**TASK BRIEF**
Return all of the lines below exactly as they are.

**RECORDS FOR THIS TASK**
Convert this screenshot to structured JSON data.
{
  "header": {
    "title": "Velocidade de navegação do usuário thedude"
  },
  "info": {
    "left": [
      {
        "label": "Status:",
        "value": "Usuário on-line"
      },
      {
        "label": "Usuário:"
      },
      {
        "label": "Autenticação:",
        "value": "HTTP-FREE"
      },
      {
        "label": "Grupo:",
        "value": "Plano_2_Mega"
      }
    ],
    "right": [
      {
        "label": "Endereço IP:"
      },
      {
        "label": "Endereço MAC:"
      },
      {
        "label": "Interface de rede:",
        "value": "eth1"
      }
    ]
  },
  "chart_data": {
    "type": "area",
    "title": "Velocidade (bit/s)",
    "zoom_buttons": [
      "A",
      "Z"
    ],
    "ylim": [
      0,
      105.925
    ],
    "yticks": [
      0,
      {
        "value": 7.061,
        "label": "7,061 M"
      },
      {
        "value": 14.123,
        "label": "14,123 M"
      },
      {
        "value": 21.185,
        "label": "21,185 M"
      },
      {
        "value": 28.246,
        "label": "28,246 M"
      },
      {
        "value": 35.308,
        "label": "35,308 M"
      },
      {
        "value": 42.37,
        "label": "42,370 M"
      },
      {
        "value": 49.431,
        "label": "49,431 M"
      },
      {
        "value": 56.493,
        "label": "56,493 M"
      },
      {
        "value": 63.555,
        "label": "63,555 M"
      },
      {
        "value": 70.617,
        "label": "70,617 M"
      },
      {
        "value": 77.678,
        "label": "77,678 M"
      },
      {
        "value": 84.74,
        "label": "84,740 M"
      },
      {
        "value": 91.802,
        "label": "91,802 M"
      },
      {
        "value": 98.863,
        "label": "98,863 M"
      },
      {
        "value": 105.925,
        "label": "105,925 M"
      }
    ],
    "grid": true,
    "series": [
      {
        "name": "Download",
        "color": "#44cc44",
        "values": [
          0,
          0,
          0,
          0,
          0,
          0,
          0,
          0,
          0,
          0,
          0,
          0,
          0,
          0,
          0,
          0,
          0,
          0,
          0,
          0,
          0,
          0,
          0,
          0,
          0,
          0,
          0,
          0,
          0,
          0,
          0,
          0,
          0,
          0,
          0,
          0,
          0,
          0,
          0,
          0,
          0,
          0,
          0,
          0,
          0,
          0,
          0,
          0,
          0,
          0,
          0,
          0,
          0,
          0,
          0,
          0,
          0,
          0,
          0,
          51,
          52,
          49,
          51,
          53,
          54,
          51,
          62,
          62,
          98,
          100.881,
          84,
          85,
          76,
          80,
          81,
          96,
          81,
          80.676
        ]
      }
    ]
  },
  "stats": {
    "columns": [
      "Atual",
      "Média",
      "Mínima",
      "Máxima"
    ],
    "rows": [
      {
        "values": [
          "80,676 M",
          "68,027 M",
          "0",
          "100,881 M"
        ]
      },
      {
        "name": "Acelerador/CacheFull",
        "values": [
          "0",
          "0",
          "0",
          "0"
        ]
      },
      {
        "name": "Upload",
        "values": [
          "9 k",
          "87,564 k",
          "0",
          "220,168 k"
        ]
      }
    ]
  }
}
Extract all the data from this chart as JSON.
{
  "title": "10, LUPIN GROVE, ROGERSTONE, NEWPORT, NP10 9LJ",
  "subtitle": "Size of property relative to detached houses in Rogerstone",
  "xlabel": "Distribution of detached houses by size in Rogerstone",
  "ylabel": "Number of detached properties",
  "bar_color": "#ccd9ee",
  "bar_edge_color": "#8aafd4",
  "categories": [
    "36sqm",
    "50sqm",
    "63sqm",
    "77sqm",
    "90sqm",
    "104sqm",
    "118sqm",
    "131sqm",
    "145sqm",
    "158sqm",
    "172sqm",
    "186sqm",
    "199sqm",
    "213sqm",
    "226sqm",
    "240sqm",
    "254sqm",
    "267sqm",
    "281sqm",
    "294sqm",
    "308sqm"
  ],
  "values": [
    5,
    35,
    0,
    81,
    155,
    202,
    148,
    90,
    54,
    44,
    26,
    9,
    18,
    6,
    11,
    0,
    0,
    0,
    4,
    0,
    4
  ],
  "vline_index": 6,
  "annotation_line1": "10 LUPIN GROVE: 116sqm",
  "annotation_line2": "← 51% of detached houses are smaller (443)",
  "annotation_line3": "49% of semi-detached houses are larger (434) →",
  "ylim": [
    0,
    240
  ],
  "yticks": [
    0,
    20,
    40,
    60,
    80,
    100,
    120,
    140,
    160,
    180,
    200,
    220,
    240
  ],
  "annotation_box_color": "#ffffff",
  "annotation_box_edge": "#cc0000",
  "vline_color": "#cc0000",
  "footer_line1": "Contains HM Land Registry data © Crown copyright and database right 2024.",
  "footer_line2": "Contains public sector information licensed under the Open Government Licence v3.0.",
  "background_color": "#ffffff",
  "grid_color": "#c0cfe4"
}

**RESPONSE BELOW**
Convert this screenshot to structured JSON data.
{
  "header": {
    "title": "Velocidade de navegação do usuário thedude"
  },
  "info": {
    "left": [
      {
        "label": "Status:",
        "value": "Usuário on-line"
      },
      {
        "label": "Usuário:"
      },
      {
        "label": "Autenticação:",
        "value": "HTTP-FREE"
      },
      {
        "label": "Grupo:",
        "value": "Plano_2_Mega"
      }
    ],
    "right": [
      {
        "label": "Endereço IP:"
      },
      {
        "label": "Endereço MAC:"
      },
      {
        "label": "Interface de rede:",
        "value": "eth1"
      }
    ]
  },
  "chart_data": {
    "type": "area",
    "title": "Velocidade (bit/s)",
    "zoom_buttons": [
      "A",
      "Z"
    ],
    "ylim": [
      0,
      105.925
    ],
    "yticks": [
      0,
      {
        "value": 7.061,
        "label": "7,061 M"
      },
      {
        "value": 14.123,
        "label": "14,123 M"
      },
      {
        "value": 21.185,
        "label": "21,185 M"
      },
      {
        "value": 28.246,
        "label": "28,246 M"
      },
      {
        "value": 35.308,
        "label": "35,308 M"
      },
      {
        "value": 42.37,
        "label": "42,370 M"
      },
      {
        "value": 49.431,
        "label": "49,431 M"
      },
      {
        "value": 56.493,
        "label": "56,493 M"
      },
      {
        "value": 63.555,
        "label": "63,555 M"
      },
      {
        "value": 70.617,
        "label": "70,617 M"
      },
      {
        "value": 77.678,
        "label": "77,678 M"
      },
      {
        "value": 84.74,
        "label": "84,740 M"
      },
      {
        "value": 91.802,
        "label": "91,802 M"
      },
      {
        "value": 98.863,
        "label": "98,863 M"
      },
      {
        "value": 105.925,
        "label": "105,925 M"
      }
    ],
    "grid": true,
    "series": [
      {
        "name": "Download",
        "color": "#44cc44",
        "values": [
          0,
          0,
          0,
          0,
          0,
          0,
          0,
          0,
          0,
          0,
          0,
          0,
          0,
          0,
          0,
          0,
          0,
          0,
          0,
          0,
          0,
          0,
          0,
          0,
          0,
          0,
          0,
          0,
          0,
          0,
          0,
          0,
          0,
          0,
          0,
          0,
          0,
          0,
          0,
          0,
          0,
          0,
          0,
          0,
          0,
          0,
          0,
          0,
          0,
          0,
          0,
          0,
          0,
          0,
          0,
          0,
          0,
          0,
          0,
          51,
          52,
          49,
          51,
          53,
          54,
          51,
          62,
          62,
          98,
          100.881,
          84,
          85,
          76,
          80,
          81,
          96,
          81,
          80.676
        ]
      }
    ]
  },
  "stats": {
    "columns": [
      "Atual",
      "Média",
      "Mínima",
      "Máxima"
    ],
    "rows": [
      {
        "values": [
          "80,676 M",
          "68,027 M",
          "0",
          "100,881 M"
        ]
      },
      {
        "name": "Acelerador/CacheFull",
        "values": [
          "0",
          "0",
          "0",
          "0"
        ]
      },
      {
        "name": "Upload",
        "values": [
          "9 k",
          "87,564 k",
          "0",
          "220,168 k"
        ]
      }
    ]
  }
}
Extract all the data from this chart as JSON.
{
  "title": "10, LUPIN GROVE, ROGERSTONE, NEWPORT, NP10 9LJ",
  "subtitle": "Size of property relative to detached houses in Rogerstone",
  "xlabel": "Distribution of detached houses by size in Rogerstone",
  "ylabel": "Number of detached properties",
  "bar_color": "#ccd9ee",
  "bar_edge_color": "#8aafd4",
  "categories": [
    "36sqm",
    "50sqm",
    "63sqm",
    "77sqm",
    "90sqm",
    "104sqm",
    "118sqm",
    "131sqm",
    "145sqm",
    "158sqm",
    "172sqm",
    "186sqm",
    "199sqm",
    "213sqm",
    "226sqm",
    "240sqm",
    "254sqm",
    "267sqm",
    "281sqm",
    "294sqm",
    "308sqm"
  ],
  "values": [
    5,
    35,
    0,
    81,
    155,
    202,
    148,
    90,
    54,
    44,
    26,
    9,
    18,
    6,
    11,
    0,
    0,
    0,
    4,
    0,
    4
  ],
  "vline_index": 6,
  "annotation_line1": "10 LUPIN GROVE: 116sqm",
  "annotation_line2": "← 51% of detached houses are smaller (443)",
  "annotation_line3": "49% of semi-detached houses are larger (434) →",
  "ylim": [
    0,
    240
  ],
  "yticks": [
    0,
    20,
    40,
    60,
    80,
    100,
    120,
    140,
    160,
    180,
    200,
    220,
    240
  ],
  "annotation_box_color": "#ffffff",
  "annotation_box_edge": "#cc0000",
  "vline_color": "#cc0000",
  "footer_line1": "Contains HM Land Registry data © Crown copyright and database right 2024.",
  "footer_line2": "Contains public sector information licensed under the Open Government Licence v3.0.",
  "background_color": "#ffffff",
  "grid_color": "#c0cfe4"
}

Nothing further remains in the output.